Input rows ▸
==========
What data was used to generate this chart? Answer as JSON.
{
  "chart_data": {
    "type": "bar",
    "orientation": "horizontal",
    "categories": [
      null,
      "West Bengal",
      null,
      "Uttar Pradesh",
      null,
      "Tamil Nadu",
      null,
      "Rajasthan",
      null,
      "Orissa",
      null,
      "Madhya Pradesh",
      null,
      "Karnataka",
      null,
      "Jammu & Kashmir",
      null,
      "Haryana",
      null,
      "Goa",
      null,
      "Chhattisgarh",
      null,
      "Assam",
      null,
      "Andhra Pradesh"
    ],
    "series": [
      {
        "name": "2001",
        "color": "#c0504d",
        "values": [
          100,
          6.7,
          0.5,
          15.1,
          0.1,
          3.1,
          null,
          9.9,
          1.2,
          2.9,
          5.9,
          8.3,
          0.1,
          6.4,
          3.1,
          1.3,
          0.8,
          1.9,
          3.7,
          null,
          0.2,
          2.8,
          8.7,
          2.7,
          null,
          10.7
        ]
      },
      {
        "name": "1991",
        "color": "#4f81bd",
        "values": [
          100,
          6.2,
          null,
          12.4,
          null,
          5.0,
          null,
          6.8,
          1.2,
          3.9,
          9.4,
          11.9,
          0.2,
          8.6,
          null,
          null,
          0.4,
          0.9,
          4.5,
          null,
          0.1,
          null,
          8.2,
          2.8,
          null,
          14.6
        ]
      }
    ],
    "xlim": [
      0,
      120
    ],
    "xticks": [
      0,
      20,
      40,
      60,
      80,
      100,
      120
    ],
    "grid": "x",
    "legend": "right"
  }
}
==========
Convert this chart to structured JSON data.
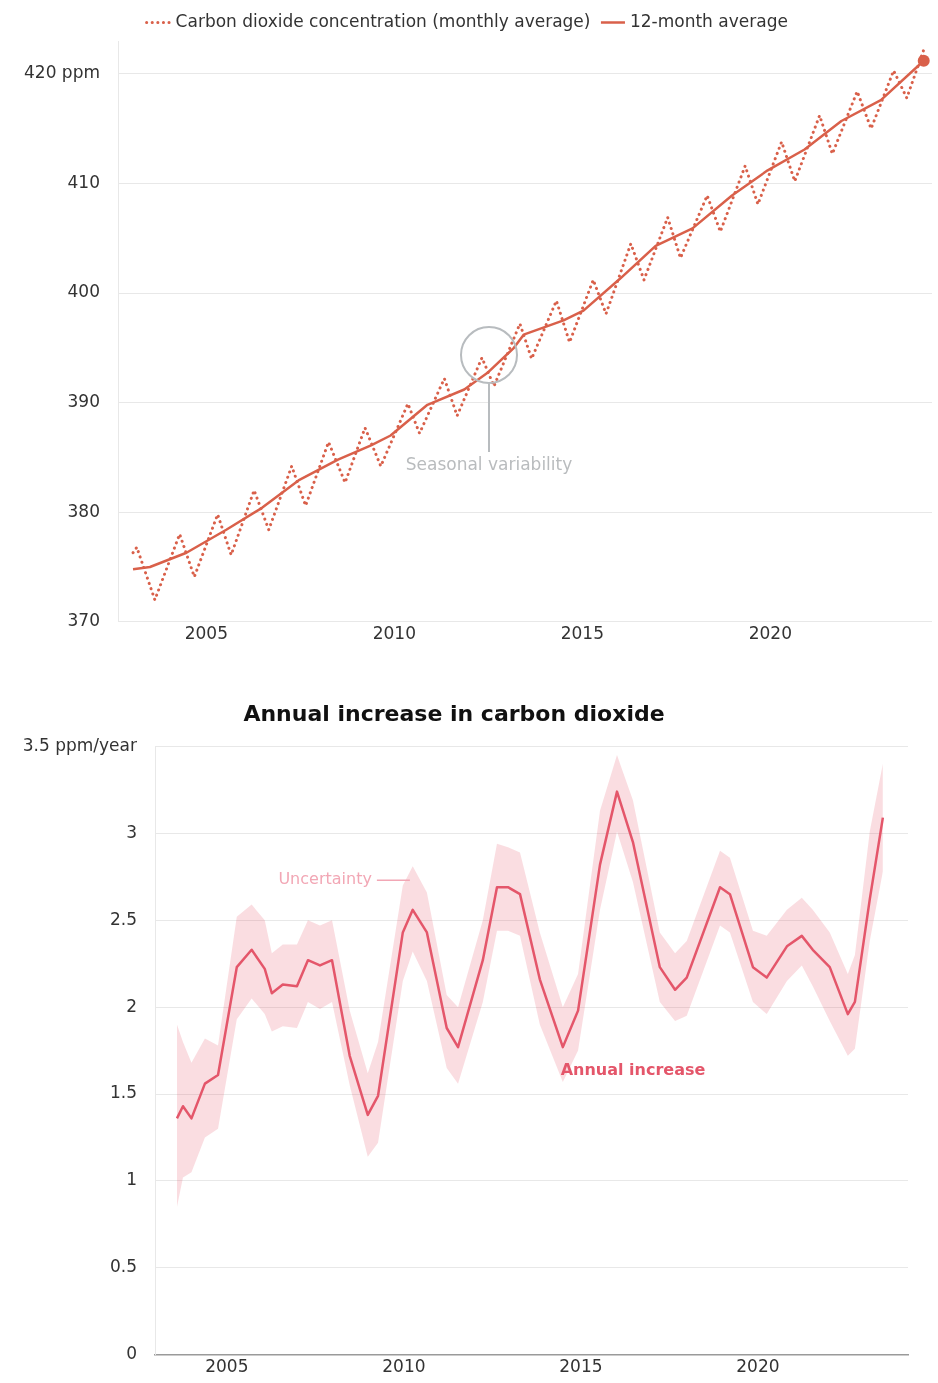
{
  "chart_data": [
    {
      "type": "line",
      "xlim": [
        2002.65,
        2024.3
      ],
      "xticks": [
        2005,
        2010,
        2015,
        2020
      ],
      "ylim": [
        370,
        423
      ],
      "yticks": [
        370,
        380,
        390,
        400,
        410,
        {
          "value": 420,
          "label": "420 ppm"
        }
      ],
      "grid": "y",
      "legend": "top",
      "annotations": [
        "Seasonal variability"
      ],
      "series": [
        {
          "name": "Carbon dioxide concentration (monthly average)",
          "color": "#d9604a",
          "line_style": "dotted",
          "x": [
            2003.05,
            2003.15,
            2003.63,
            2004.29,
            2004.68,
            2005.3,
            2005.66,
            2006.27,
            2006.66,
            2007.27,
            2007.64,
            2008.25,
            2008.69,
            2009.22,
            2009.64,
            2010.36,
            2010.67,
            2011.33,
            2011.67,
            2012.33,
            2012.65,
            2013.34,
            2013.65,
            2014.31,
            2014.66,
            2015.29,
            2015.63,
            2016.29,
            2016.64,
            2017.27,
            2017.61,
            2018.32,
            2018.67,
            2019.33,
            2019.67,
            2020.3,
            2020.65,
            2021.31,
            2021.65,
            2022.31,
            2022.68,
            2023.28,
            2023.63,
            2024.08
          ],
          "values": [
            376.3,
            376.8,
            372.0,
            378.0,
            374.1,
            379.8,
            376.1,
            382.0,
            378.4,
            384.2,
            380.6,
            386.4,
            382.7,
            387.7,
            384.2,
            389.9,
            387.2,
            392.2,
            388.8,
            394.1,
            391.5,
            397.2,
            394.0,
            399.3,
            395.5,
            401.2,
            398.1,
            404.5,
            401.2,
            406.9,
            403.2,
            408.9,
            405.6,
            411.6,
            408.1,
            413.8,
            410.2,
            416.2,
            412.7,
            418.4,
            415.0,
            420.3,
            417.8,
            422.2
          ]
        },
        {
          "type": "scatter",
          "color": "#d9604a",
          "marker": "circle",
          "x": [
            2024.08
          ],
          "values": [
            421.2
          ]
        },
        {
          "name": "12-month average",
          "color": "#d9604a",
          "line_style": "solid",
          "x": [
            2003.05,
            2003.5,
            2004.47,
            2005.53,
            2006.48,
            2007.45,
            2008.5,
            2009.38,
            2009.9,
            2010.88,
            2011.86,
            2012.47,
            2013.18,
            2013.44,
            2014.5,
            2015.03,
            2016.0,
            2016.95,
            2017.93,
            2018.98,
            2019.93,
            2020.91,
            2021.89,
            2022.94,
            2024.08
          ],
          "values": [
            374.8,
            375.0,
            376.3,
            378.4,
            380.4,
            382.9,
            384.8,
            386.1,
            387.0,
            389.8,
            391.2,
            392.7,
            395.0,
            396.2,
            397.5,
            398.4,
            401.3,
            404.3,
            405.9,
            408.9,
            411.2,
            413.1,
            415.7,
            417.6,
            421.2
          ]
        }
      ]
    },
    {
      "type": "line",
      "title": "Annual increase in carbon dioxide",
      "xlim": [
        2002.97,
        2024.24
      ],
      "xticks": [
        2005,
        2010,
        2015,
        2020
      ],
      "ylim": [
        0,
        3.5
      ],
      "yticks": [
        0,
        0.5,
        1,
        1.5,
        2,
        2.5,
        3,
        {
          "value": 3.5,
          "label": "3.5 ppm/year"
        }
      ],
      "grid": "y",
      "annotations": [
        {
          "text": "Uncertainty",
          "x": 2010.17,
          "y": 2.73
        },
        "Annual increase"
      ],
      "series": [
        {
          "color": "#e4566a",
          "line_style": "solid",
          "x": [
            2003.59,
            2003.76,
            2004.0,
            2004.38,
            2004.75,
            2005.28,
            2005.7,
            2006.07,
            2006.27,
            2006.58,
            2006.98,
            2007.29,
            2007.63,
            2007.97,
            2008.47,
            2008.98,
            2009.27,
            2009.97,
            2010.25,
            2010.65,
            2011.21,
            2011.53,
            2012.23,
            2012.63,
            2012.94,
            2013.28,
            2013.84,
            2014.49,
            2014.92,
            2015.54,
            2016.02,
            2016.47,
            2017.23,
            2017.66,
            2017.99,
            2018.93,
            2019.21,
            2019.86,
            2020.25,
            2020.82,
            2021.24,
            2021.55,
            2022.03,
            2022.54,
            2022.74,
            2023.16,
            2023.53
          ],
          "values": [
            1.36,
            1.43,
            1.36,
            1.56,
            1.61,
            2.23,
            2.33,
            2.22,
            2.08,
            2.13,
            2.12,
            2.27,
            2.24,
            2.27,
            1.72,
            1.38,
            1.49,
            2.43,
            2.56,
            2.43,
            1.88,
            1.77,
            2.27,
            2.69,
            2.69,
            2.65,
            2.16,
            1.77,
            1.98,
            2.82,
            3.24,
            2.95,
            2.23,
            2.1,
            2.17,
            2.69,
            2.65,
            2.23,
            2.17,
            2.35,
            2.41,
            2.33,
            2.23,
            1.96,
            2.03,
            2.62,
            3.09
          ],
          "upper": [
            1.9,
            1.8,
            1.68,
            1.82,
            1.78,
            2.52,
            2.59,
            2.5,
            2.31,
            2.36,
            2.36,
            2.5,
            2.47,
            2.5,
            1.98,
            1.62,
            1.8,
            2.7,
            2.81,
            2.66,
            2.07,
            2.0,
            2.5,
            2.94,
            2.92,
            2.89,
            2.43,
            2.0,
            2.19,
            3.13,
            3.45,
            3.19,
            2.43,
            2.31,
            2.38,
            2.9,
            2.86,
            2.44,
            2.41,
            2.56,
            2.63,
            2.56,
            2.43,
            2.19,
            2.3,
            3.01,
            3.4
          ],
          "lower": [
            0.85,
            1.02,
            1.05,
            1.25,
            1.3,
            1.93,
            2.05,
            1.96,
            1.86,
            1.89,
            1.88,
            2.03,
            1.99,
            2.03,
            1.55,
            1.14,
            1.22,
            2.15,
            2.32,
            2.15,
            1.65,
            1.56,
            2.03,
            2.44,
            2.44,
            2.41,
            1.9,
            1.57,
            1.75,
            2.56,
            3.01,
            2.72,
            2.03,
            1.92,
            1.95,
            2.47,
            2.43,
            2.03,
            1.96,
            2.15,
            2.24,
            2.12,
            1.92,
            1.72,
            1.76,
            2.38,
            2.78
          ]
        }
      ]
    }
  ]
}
==========
What this task involves ▸
Gather all lines from the listing above in which "JSON" occurs.

Response to the exercise ▸
What data was used to generate this chart? Answer as JSON.
Convert this chart to structured JSON data.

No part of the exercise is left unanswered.